### EXERCISE TASK
Find the string "Acme" in the records. Copy every line it appears in.

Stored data

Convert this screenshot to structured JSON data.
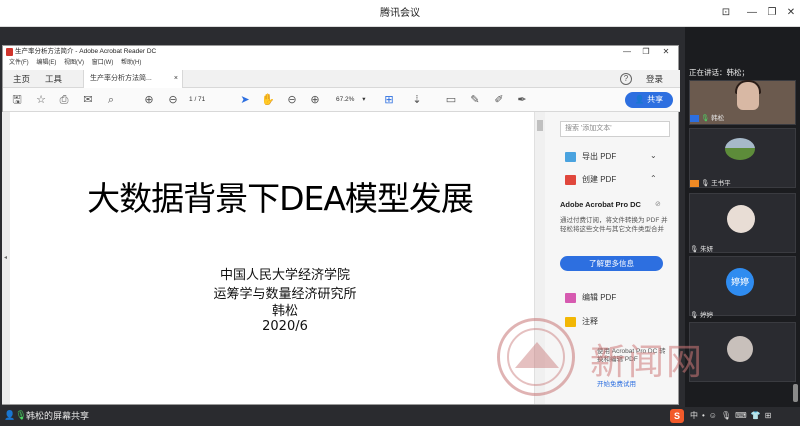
{
  "meeting": {
    "title": "腾讯会议",
    "speaking_label": "正在讲话：韩松；",
    "share_label": "韩松的屏幕共享"
  },
  "acrobat": {
    "window_title": "生产率分析方法简介 - Adobe Acrobat Reader DC",
    "menu": [
      "文件(F)",
      "编辑(E)",
      "视图(V)",
      "窗口(W)",
      "帮助(H)"
    ],
    "tabs": {
      "home": "主页",
      "tools": "工具",
      "document": "生产率分析方法简..."
    },
    "help": "?",
    "login": "登录",
    "page_current": "1",
    "page_total": "/ 71",
    "zoom": "67.2%",
    "share_button": "共享"
  },
  "slide": {
    "title": "大数据背景下DEA模型发展",
    "lines": [
      "中国人民大学经济学院",
      "运筹学与数量经济研究所",
      "韩松",
      "2020/6"
    ]
  },
  "right_panel": {
    "search_placeholder": "搜索 '添加文本'",
    "items": [
      "导出 PDF",
      "创建 PDF",
      "编辑 PDF",
      "注释"
    ],
    "promo_title": "Adobe Acrobat Pro DC",
    "promo_desc": "通过付费订阅，将文件转换为 PDF 并轻松将这些文件与其它文件类型合并",
    "promo_button": "了解更多信息",
    "footer_text": "使用 Acrobat Pro DC 转换和编辑 PDF",
    "footer_link": "开始免费试用"
  },
  "participants": [
    {
      "name": "韩松"
    },
    {
      "name": "王书平"
    },
    {
      "name": "朱妍"
    },
    {
      "name": "婷婷",
      "avatar_text": "婷婷"
    },
    {
      "name": ""
    }
  ],
  "watermark": {
    "text": "新闻网"
  },
  "colors": {
    "accent": "#2d6fe0",
    "pdf_red": "#d0342c",
    "watermark": "#cd7878"
  }
}
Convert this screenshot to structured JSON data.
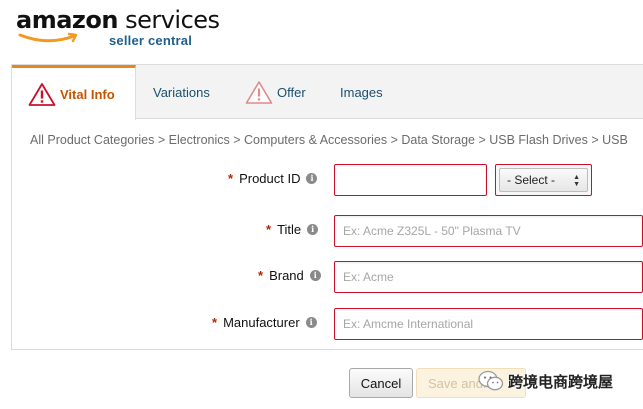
{
  "logo": {
    "brand_bold": "amazon",
    "brand_rest": " services",
    "subtitle": "seller central"
  },
  "tabs": [
    {
      "label": "Vital Info",
      "active": true,
      "warning": true
    },
    {
      "label": "Variations",
      "active": false,
      "warning": false
    },
    {
      "label": "Offer",
      "active": false,
      "warning": true
    },
    {
      "label": "Images",
      "active": false,
      "warning": false
    }
  ],
  "breadcrumb": "All Product Categories > Electronics > Computers & Accessories > Data Storage > USB Flash Drives > USB",
  "form": {
    "product_id": {
      "label": "Product ID",
      "value": "",
      "select": "- Select -"
    },
    "title": {
      "label": "Title",
      "placeholder": "Ex: Acme Z325L - 50\" Plasma TV"
    },
    "brand": {
      "label": "Brand",
      "placeholder": "Ex: Acme"
    },
    "manufacturer": {
      "label": "Manufacturer",
      "placeholder": "Ex: Amcme International"
    },
    "required_mark": "*",
    "info_glyph": "i"
  },
  "buttons": {
    "cancel": "Cancel",
    "save": "Save and..."
  },
  "watermark": {
    "text": "跨境电商跨境屋"
  },
  "colors": {
    "accent": "#e3891f",
    "active_tab_text": "#c45500",
    "link": "#1a4f6e",
    "error_border": "#c8102e",
    "required": "#b12704"
  }
}
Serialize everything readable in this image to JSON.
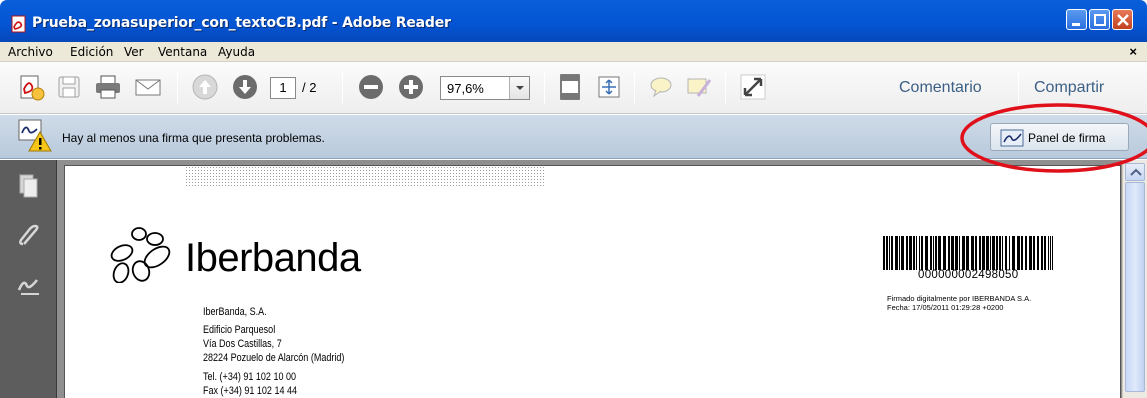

### OUTPUT FOR THIS TASK
      "placeholder": "Ex: Acme Z325L - 50\" Plasma TV"
      "placeholder": "Ex: Acme"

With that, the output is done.